Clarity refers to how many inclusions, or imperfections a stone contains. Only visible under a magnifying glass, these small specks feature in all diamonds; formed when the diamond was crystallised under the earth’s crust.
What Is Carat?
The carat is the weight of your chosen stone or stones, and is one way to measure the value of the ring you choose. The higher the carat count, the more money you will be spending.
Don’t Forget Your Certificate!
When purchasing any diamonds, make sure you get the correct certification with it.
Popular Engagement Ring Metals
You can choose from a variety of metals for the engagement ring’s band. The most common include yellow gold, rose gold, white gold, platinum, and silver. But you can also do a mix of different types of metals too, you’re not limited when it comes to sourcing your band materials.
Yellow gold is set to still be huge for 2020 brides-to-be, that might be a great place to start!
Handy Guide On Diamond Cuts
In addition to the five C’s, you’ll also want to take into consideration the shape of the diamond you think your other half might prefer. Check out some of the possible shapes available
1. Round Cut
Brides everywhere tend to flock towards round cut diamonds. The round shape reflects the light perfectly, therefore it’s no surprise that this is the reigning stone.
2. Princess Cut
The princess cut’s versatile face-up shape, complete with square or rectangle sides, makes it a prime choice for nearly any ring style.
3. Cushion Cut
Also known as the pillow diamond, the square cut combination with rounded corners lends to a glamorous bride. The extra diamonds add some extra bling too, this one is WJ approved for sure!
4. Emerald Cut
This design is popular amongst modern, more art-deco inspired brides. With a more subtle and understated sparkle, its long silhouette and angular lines capture the diamond’s clarity, while dramatically catching the light.
5. Marquise Cut
Also called the Navette cut, the marquise cut offers regal monarch vibes. Its distinctive silhouette is marked by curved sides and pointed ends. Its long, narrow shape not only creates an illusion of greater size but elongates the finger, perfect for any self-conscious brides who loath their shorter fingers.
6. Oval Cut
This shape can have just as many facets as a round cut stone, which means it has the capacity to be just as sparkly.
7. Radiant Cut
Brides who want to stray a little from the classic shapes will appreciate this stone’s bespoke spirit, it’s a bold ring that will catch everyone’s eye!
8. Pear Cut
The pear-shaped diamond is a hybrid of two styles – the oval and marquise. This unique shape is a perfect choice for brides who breaks rules and are looking for something alternative.

Requirement:
Extend the engagement ring guide past its last paragraph, keeping its tone and format.

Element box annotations
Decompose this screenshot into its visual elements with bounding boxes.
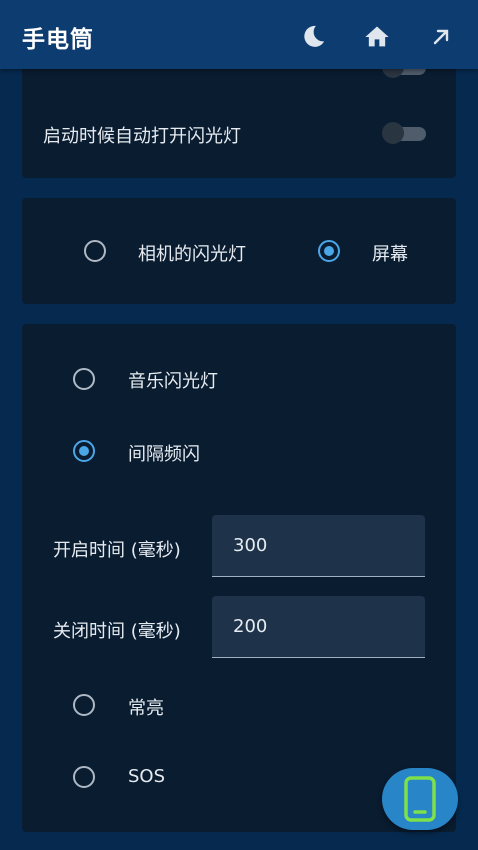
off-time-label: 关闭时间 (毫秒) [53, 621, 181, 642]
sos-radio[interactable] [73, 766, 95, 788]
music-flash-radio[interactable] [73, 368, 95, 390]
home-icon[interactable] [360, 20, 394, 54]
off-time-value[interactable]: 200 [233, 616, 267, 637]
screen-radio[interactable] [318, 240, 340, 262]
camera-flash-radio[interactable] [84, 240, 106, 262]
switch-mode-fab[interactable] [382, 768, 458, 830]
on-time-field[interactable]: 300 [212, 515, 425, 577]
music-flash-label[interactable]: 音乐闪光灯 [128, 367, 218, 393]
on-time-value[interactable]: 300 [233, 535, 267, 556]
arrow-up-right-icon[interactable] [424, 20, 458, 54]
app-title: 手电筒 [22, 27, 94, 53]
camera-flash-label[interactable]: 相机的闪光灯 [138, 240, 246, 266]
off-time-field[interactable]: 200 [212, 596, 425, 658]
moon-icon[interactable] [296, 20, 330, 54]
steady-label[interactable]: 常亮 [128, 694, 164, 720]
auto-flash-label: 启动时候自动打开闪光灯 [43, 126, 241, 147]
screen-label[interactable]: 屏幕 [372, 240, 408, 266]
light-source-card: 相机的闪光灯 屏幕 [22, 198, 456, 304]
modes-card: 音乐闪光灯 间隔频闪 开启时间 (毫秒) 300 关闭时间 (毫秒) 200 常… [22, 324, 456, 832]
steady-radio[interactable] [73, 694, 95, 716]
interval-flash-label[interactable]: 间隔频闪 [128, 440, 200, 466]
app-bar: 手电筒 [0, 0, 478, 69]
interval-flash-radio[interactable] [73, 440, 95, 462]
auto-flash-switch[interactable] [382, 122, 428, 144]
on-time-label: 开启时间 (毫秒) [53, 540, 181, 561]
phone-icon [404, 776, 436, 822]
sos-label[interactable]: SOS [128, 766, 165, 787]
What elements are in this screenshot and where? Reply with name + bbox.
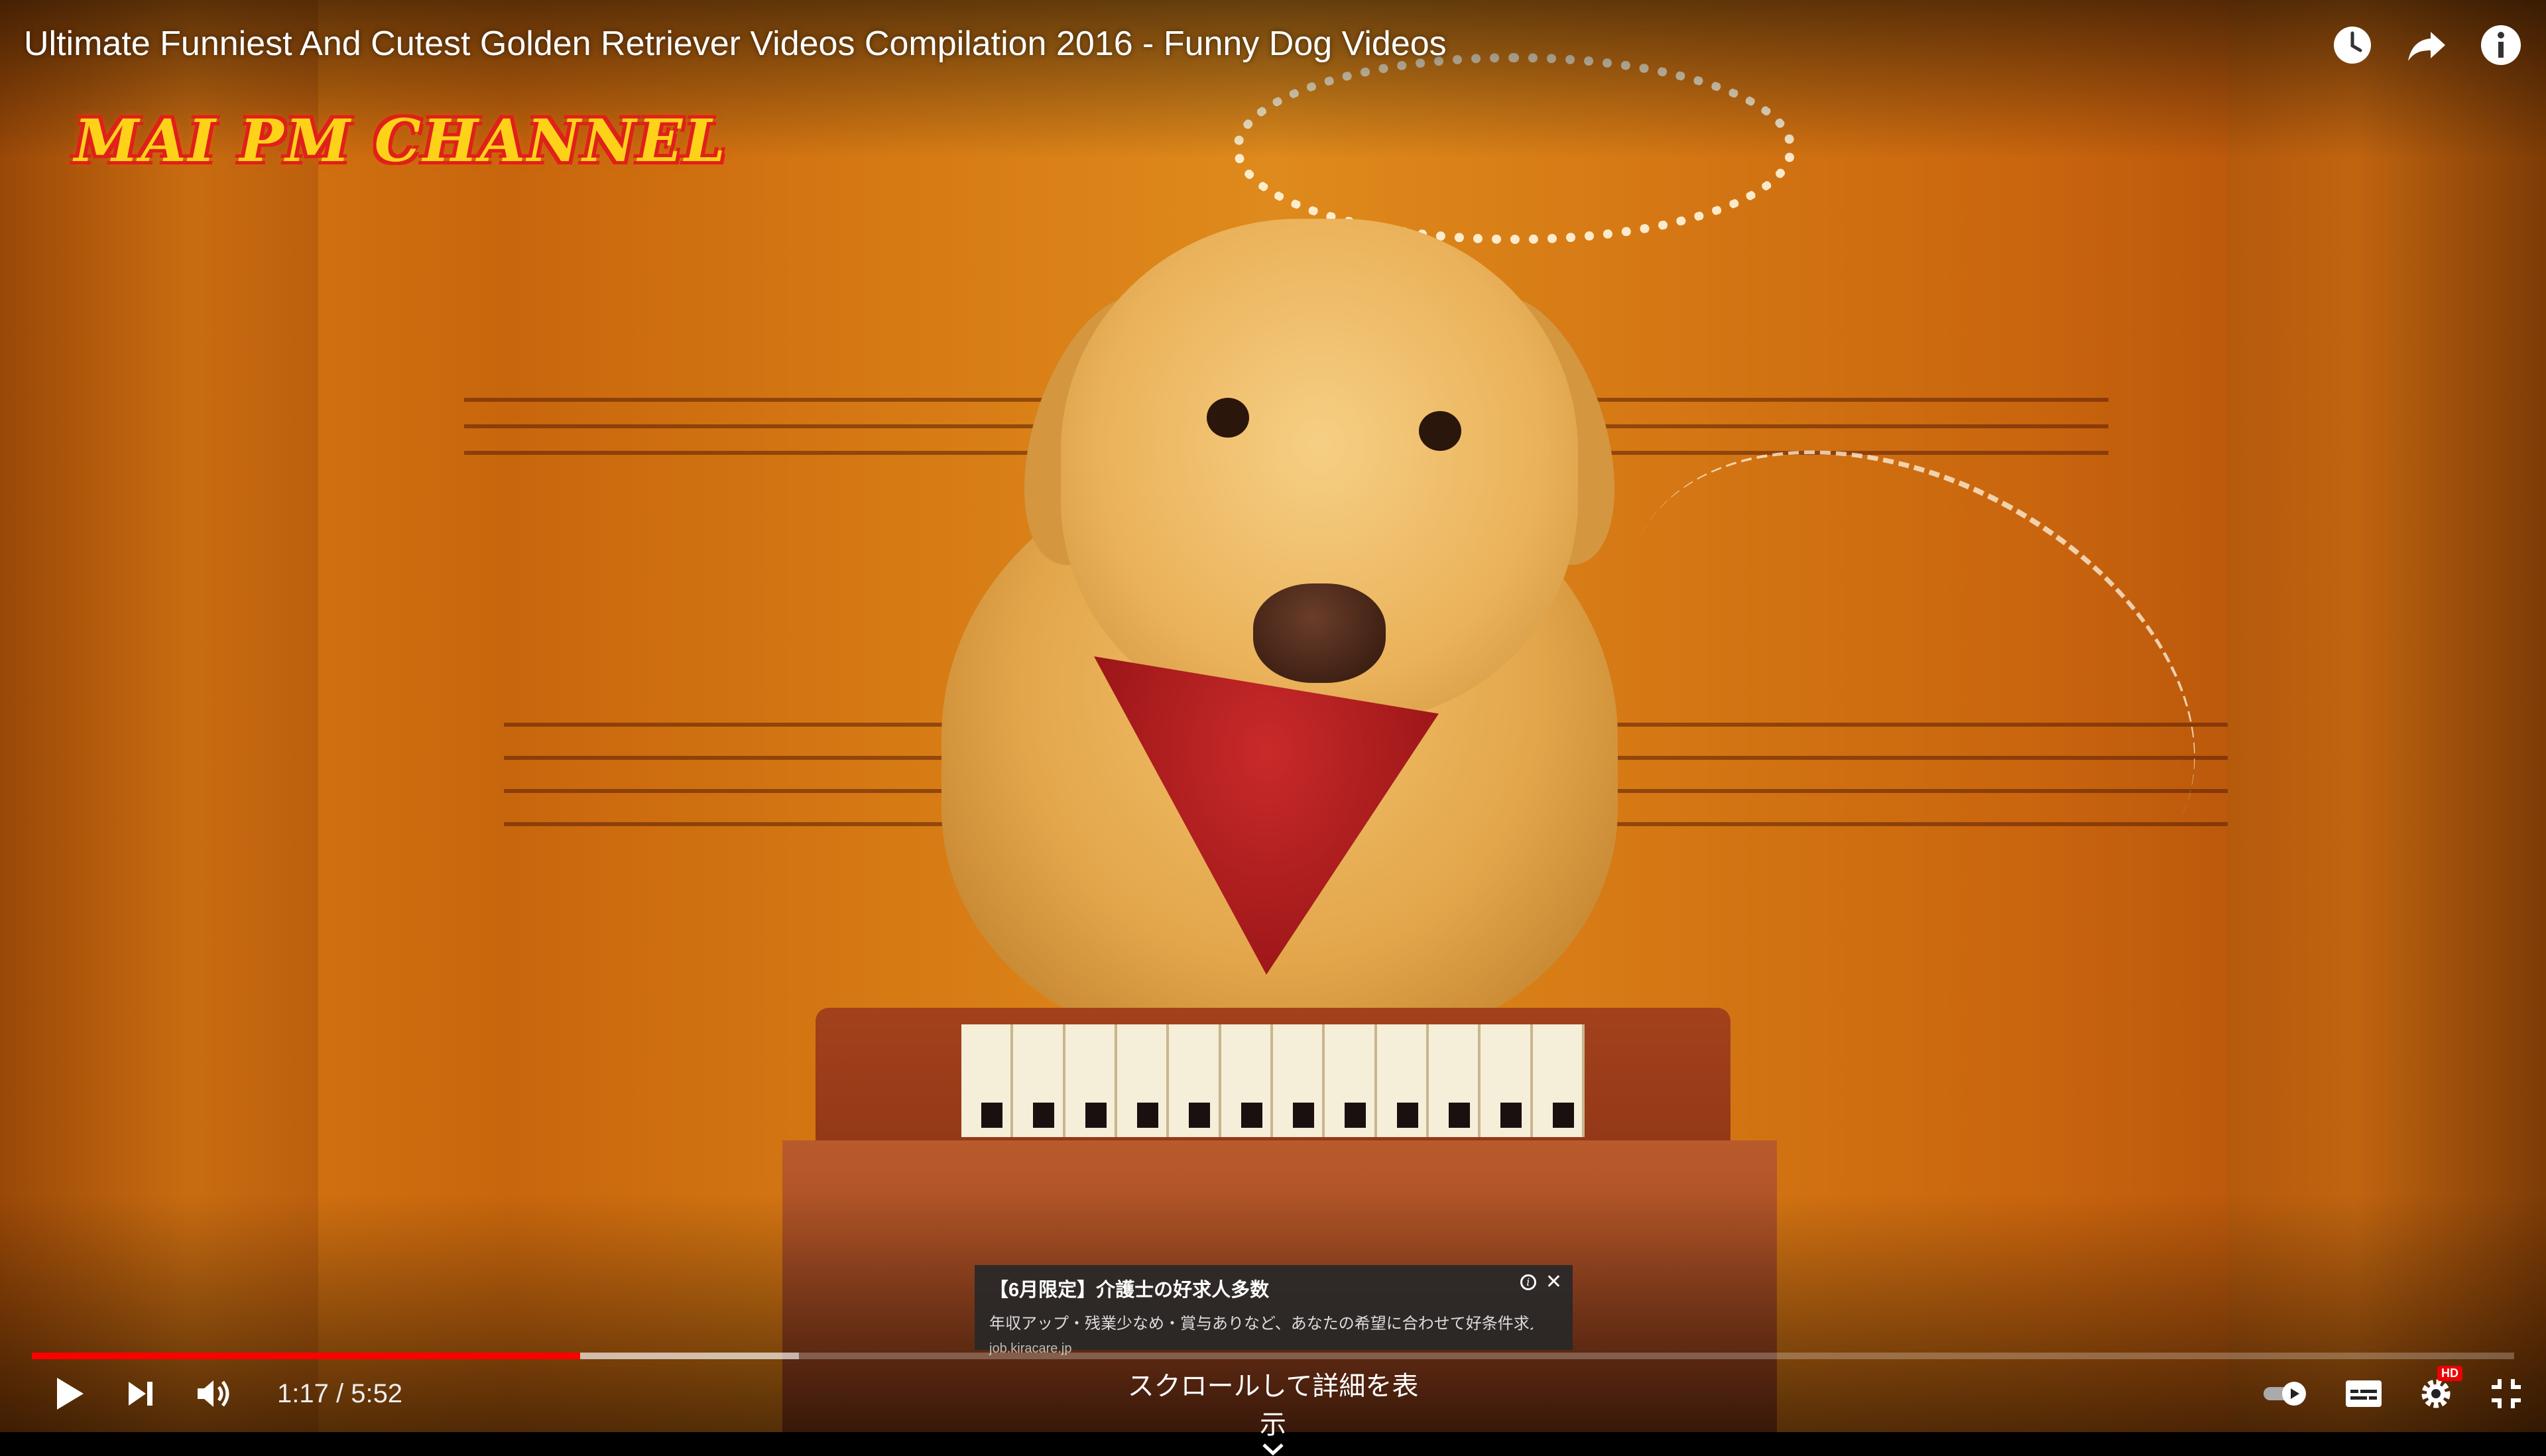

Answer below:
9. Asscher Cut
The cut features an octagonal shape with 58 large step facets. Though it is technically an octagon, when it is set in a four-prong mounting it looks more like a square and is often referred to as the ‘square emerald.’
10. Heart Cut
An eternal symbol of love, heart cut stones aren’t traditionally used as engagement rings, but are ideal for the hopeless romantic and a barbie bride.
Another unusual design, this shows a triangular-shaped diamond. Meghan Markle has two trillion diamonds in her own wedding ring both from Princess Diana’s personal collection. If it’s good enough for Meghan, it’s good enough for us!
This slim shape will give the engagement ring a unique twist that’s not commonly seen.
What Type Of Stones Can You Buy?
Whether you’re looking for a classic look or an alternative engagement ring, these are some of the most popular choices.
Not exactly groundbreaking, but diamonds are clearly a girl’s best friend! You can also get yellow and pink diamonds so don’t be shy to explore a little colout too. Champagne and grey diamonds are also having a moment amongst modern brides today.
Emerald is a classic choice for an engagement ring, but this versatile vivid green stone looks gorgeous in a contemporary ring setting and in a more vintage style ring.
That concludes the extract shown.